>> START GIVEN ENTRIES
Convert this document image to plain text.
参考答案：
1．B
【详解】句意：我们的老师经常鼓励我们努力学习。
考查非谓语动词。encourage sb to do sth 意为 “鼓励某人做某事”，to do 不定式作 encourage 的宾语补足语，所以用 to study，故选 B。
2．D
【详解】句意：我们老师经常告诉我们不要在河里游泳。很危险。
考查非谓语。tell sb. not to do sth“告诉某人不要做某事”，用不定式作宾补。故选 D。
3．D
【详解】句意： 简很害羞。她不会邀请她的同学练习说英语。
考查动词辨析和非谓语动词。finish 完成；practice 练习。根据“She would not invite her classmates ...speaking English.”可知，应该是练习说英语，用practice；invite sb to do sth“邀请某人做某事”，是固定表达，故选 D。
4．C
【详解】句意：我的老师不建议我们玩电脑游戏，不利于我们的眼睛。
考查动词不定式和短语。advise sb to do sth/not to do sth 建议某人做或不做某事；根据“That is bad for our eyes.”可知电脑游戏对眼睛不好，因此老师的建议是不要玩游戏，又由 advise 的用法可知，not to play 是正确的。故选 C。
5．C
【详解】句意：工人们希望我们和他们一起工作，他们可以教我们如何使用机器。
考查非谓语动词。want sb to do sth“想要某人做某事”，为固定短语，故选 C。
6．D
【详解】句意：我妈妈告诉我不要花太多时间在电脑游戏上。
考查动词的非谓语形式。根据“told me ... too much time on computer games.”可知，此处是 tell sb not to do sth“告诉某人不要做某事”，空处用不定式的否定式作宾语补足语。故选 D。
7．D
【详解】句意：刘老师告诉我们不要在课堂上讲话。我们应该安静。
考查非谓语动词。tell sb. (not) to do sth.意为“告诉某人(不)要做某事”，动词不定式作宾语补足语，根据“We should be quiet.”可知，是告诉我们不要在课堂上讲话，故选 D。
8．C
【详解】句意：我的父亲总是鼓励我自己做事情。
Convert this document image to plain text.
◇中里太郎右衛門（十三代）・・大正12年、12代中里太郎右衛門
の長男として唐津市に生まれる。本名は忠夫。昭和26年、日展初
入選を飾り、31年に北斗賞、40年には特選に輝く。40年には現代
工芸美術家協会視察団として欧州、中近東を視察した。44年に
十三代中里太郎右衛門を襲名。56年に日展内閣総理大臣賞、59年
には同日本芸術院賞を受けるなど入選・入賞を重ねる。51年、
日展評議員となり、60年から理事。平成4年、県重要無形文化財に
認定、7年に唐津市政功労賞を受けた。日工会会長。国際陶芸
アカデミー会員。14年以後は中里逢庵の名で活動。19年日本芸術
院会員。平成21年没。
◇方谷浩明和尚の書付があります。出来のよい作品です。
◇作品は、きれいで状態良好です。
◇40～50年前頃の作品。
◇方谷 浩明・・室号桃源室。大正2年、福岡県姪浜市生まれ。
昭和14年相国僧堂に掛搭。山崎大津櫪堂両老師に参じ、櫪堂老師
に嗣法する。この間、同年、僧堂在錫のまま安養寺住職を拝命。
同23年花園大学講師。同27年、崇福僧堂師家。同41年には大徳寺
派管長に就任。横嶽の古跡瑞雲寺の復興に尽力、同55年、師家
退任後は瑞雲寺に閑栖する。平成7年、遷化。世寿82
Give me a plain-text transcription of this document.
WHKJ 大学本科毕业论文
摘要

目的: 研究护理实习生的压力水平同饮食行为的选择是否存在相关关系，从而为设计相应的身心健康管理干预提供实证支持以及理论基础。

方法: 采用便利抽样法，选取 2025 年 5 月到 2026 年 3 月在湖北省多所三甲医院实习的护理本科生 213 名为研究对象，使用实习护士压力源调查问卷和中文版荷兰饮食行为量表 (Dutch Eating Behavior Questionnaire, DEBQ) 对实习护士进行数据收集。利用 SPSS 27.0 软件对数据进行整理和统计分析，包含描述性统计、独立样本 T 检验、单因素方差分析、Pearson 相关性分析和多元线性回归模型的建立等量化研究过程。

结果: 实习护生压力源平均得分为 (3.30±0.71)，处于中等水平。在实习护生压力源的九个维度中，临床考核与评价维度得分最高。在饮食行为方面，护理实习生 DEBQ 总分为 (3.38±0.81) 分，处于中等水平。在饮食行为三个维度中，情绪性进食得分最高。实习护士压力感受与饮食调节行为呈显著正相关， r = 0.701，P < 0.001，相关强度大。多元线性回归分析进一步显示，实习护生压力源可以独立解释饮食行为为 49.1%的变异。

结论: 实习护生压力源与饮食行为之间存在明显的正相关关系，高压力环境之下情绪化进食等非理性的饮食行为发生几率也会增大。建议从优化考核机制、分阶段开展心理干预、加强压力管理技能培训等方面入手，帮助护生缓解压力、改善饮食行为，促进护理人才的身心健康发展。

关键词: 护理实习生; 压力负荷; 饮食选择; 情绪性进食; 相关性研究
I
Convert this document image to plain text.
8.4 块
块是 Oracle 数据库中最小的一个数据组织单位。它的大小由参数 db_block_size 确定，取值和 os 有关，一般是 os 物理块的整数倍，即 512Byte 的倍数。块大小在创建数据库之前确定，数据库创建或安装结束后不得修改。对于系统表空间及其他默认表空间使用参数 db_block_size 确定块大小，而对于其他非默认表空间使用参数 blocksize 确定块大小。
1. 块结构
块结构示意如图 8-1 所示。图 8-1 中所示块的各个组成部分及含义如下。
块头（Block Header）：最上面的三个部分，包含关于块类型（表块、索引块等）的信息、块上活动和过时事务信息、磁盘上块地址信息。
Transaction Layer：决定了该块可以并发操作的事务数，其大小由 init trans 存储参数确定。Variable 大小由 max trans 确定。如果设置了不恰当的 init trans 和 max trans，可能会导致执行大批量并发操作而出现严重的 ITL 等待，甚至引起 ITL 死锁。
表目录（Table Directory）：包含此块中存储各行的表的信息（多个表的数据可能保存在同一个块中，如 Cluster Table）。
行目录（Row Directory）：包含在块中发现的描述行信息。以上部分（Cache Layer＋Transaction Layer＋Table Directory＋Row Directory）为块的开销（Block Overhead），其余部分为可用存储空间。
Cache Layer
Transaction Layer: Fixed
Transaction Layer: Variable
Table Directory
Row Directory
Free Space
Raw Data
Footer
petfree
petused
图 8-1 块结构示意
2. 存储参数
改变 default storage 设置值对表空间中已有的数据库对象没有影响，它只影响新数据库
>> END GIVEN ENTRIES
**BRIEF**. Copy out all of the data exactly, leaving nothing out.

**EXPECTED ANSWER**.
Convert this document image to plain text.
参考答案：
1．B
【详解】句意：我们的老师经常鼓励我们努力学习。
考查非谓语动词。encourage sb to do sth 意为 “鼓励某人做某事”，to do 不定式作 encourage 的宾语补足语，所以用 to study，故选 B。
2．D
【详解】句意：我们老师经常告诉我们不要在河里游泳。很危险。
考查非谓语。tell sb. not to do sth“告诉某人不要做某事”，用不定式作宾补。故选 D。
3．D
【详解】句意： 简很害羞。她不会邀请她的同学练习说英语。
考查动词辨析和非谓语动词。finish 完成；practice 练习。根据“She would not invite her classmates ...speaking English.”可知，应该是练习说英语，用practice；invite sb to do sth“邀请某人做某事”，是固定表达，故选 D。
4．C
【详解】句意：我的老师不建议我们玩电脑游戏，不利于我们的眼睛。
考查动词不定式和短语。advise sb to do sth/not to do sth 建议某人做或不做某事；根据“That is bad for our eyes.”可知电脑游戏对眼睛不好，因此老师的建议是不要玩游戏，又由 advise 的用法可知，not to play 是正确的。故选 C。
5．C
【详解】句意：工人们希望我们和他们一起工作，他们可以教我们如何使用机器。
考查非谓语动词。want sb to do sth“想要某人做某事”，为固定短语，故选 C。
6．D
【详解】句意：我妈妈告诉我不要花太多时间在电脑游戏上。
考查动词的非谓语形式。根据“told me ... too much time on computer games.”可知，此处是 tell sb not to do sth“告诉某人不要做某事”，空处用不定式的否定式作宾语补足语。故选 D。
7．D
【详解】句意：刘老师告诉我们不要在课堂上讲话。我们应该安静。
考查非谓语动词。tell sb. (not) to do sth.意为“告诉某人(不)要做某事”，动词不定式作宾语补足语，根据“We should be quiet.”可知，是告诉我们不要在课堂上讲话，故选 D。
8．C
【详解】句意：我的父亲总是鼓励我自己做事情。
Convert this document image to plain text.
◇中里太郎右衛門（十三代）・・大正12年、12代中里太郎右衛門
の長男として唐津市に生まれる。本名は忠夫。昭和26年、日展初
入選を飾り、31年に北斗賞、40年には特選に輝く。40年には現代
工芸美術家協会視察団として欧州、中近東を視察した。44年に
十三代中里太郎右衛門を襲名。56年に日展内閣総理大臣賞、59年
には同日本芸術院賞を受けるなど入選・入賞を重ねる。51年、
日展評議員となり、60年から理事。平成4年、県重要無形文化財に
認定、7年に唐津市政功労賞を受けた。日工会会長。国際陶芸
アカデミー会員。14年以後は中里逢庵の名で活動。19年日本芸術
院会員。平成21年没。
◇方谷浩明和尚の書付があります。出来のよい作品です。
◇作品は、きれいで状態良好です。
◇40～50年前頃の作品。
◇方谷 浩明・・室号桃源室。大正2年、福岡県姪浜市生まれ。
昭和14年相国僧堂に掛搭。山崎大津櫪堂両老師に参じ、櫪堂老師
に嗣法する。この間、同年、僧堂在錫のまま安養寺住職を拝命。
同23年花園大学講師。同27年、崇福僧堂師家。同41年には大徳寺
派管長に就任。横嶽の古跡瑞雲寺の復興に尽力、同55年、師家
退任後は瑞雲寺に閑栖する。平成7年、遷化。世寿82
Give me a plain-text transcription of this document.
WHKJ 大学本科毕业论文
摘要

目的: 研究护理实习生的压力水平同饮食行为的选择是否存在相关关系，从而为设计相应的身心健康管理干预提供实证支持以及理论基础。

方法: 采用便利抽样法，选取 2025 年 5 月到 2026 年 3 月在湖北省多所三甲医院实习的护理本科生 213 名为研究对象，使用实习护士压力源调查问卷和中文版荷兰饮食行为量表 (Dutch Eating Behavior Questionnaire, DEBQ) 对实习护士进行数据收集。利用 SPSS 27.0 软件对数据进行整理和统计分析，包含描述性统计、独立样本 T 检验、单因素方差分析、Pearson 相关性分析和多元线性回归模型的建立等量化研究过程。

结果: 实习护生压力源平均得分为 (3.30±0.71)，处于中等水平。在实习护生压力源的九个维度中，临床考核与评价维度得分最高。在饮食行为方面，护理实习生 DEBQ 总分为 (3.38±0.81) 分，处于中等水平。在饮食行为三个维度中，情绪性进食得分最高。实习护士压力感受与饮食调节行为呈显著正相关， r = 0.701，P < 0.001，相关强度大。多元线性回归分析进一步显示，实习护生压力源可以独立解释饮食行为为 49.1%的变异。

结论: 实习护生压力源与饮食行为之间存在明显的正相关关系，高压力环境之下情绪化进食等非理性的饮食行为发生几率也会增大。建议从优化考核机制、分阶段开展心理干预、加强压力管理技能培训等方面入手，帮助护生缓解压力、改善饮食行为，促进护理人才的身心健康发展。

关键词: 护理实习生; 压力负荷; 饮食选择; 情绪性进食; 相关性研究
I
Convert this document image to plain text.
8.4 块
块是 Oracle 数据库中最小的一个数据组织单位。它的大小由参数 db_block_size 确定，取值和 os 有关，一般是 os 物理块的整数倍，即 512Byte 的倍数。块大小在创建数据库之前确定，数据库创建或安装结束后不得修改。对于系统表空间及其他默认表空间使用参数 db_block_size 确定块大小，而对于其他非默认表空间使用参数 blocksize 确定块大小。
1. 块结构
块结构示意如图 8-1 所示。图 8-1 中所示块的各个组成部分及含义如下。
块头（Block Header）：最上面的三个部分，包含关于块类型（表块、索引块等）的信息、块上活动和过时事务信息、磁盘上块地址信息。
Transaction Layer：决定了该块可以并发操作的事务数，其大小由 init trans 存储参数确定。Variable 大小由 max trans 确定。如果设置了不恰当的 init trans 和 max trans，可能会导致执行大批量并发操作而出现严重的 ITL 等待，甚至引起 ITL 死锁。
表目录（Table Directory）：包含此块中存储各行的表的信息（多个表的数据可能保存在同一个块中，如 Cluster Table）。
行目录（Row Directory）：包含在块中发现的描述行信息。以上部分（Cache Layer＋Transaction Layer＋Table Directory＋Row Directory）为块的开销（Block Overhead），其余部分为可用存储空间。
Cache Layer
Transaction Layer: Fixed
Transaction Layer: Variable
Table Directory
Row Directory
Free Space
Raw Data
Footer
petfree
petused
图 8-1 块结构示意
2. 存储参数
改变 default storage 设置值对表空间中已有的数据库对象没有影响，它只影响新数据库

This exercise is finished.